• [PROBLEM DESCRIPTION]: Quote the entries in full, character for character, without their images.

[start of RECORDED DATA]

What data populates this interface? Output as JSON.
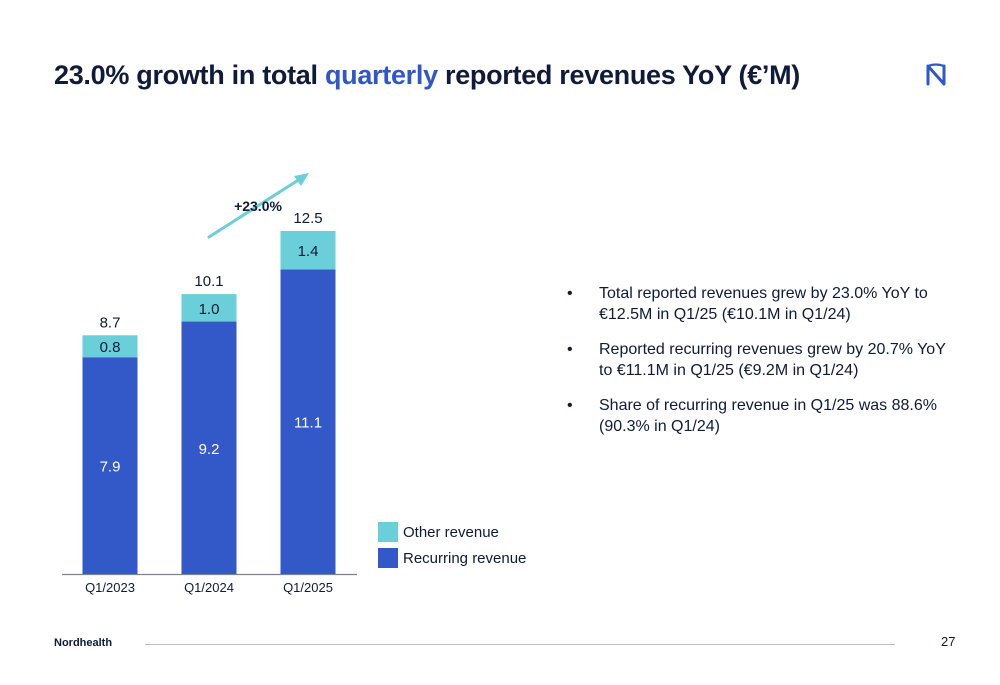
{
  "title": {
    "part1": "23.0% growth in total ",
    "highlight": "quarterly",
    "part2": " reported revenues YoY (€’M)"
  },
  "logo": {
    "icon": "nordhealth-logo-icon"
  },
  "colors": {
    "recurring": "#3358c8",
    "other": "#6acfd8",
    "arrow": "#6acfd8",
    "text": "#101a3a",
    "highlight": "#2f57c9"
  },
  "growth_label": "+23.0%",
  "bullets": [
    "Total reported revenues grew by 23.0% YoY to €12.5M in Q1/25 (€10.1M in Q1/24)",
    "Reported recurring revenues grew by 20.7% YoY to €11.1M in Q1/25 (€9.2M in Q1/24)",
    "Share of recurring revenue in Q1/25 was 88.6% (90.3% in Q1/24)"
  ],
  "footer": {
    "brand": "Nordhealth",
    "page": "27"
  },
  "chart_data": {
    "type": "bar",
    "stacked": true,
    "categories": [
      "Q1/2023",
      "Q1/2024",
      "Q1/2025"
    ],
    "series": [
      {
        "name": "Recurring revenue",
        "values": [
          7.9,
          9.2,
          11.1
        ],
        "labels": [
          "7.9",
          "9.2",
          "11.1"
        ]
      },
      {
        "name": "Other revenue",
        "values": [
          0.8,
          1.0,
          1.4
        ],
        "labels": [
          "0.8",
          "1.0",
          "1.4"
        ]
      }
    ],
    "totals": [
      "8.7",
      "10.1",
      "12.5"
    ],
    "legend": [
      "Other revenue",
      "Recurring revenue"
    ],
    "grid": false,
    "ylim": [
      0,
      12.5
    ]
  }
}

[end of RECORDED DATA]

• [RIGHT ANSWER]:
What data populates this interface? Output as JSON.
{
  "title": {
    "part1": "23.0% growth in total ",
    "highlight": "quarterly",
    "part2": " reported revenues YoY (€’M)"
  },
  "logo": {
    "icon": "nordhealth-logo-icon"
  },
  "colors": {
    "recurring": "#3358c8",
    "other": "#6acfd8",
    "arrow": "#6acfd8",
    "text": "#101a3a",
    "highlight": "#2f57c9"
  },
  "growth_label": "+23.0%",
  "bullets": [
    "Total reported revenues grew by 23.0% YoY to €12.5M in Q1/25 (€10.1M in Q1/24)",
    "Reported recurring revenues grew by 20.7% YoY to €11.1M in Q1/25 (€9.2M in Q1/24)",
    "Share of recurring revenue in Q1/25 was 88.6% (90.3% in Q1/24)"
  ],
  "footer": {
    "brand": "Nordhealth",
    "page": "27"
  },
  "chart_data": {
    "type": "bar",
    "stacked": true,
    "categories": [
      "Q1/2023",
      "Q1/2024",
      "Q1/2025"
    ],
    "series": [
      {
        "name": "Recurring revenue",
        "values": [
          7.9,
          9.2,
          11.1
        ],
        "labels": [
          "7.9",
          "9.2",
          "11.1"
        ]
      },
      {
        "name": "Other revenue",
        "values": [
          0.8,
          1.0,
          1.4
        ],
        "labels": [
          "0.8",
          "1.0",
          "1.4"
        ]
      }
    ],
    "totals": [
      "8.7",
      "10.1",
      "12.5"
    ],
    "legend": [
      "Other revenue",
      "Recurring revenue"
    ],
    "grid": false,
    "ylim": [
      0,
      12.5
    ]
  }
}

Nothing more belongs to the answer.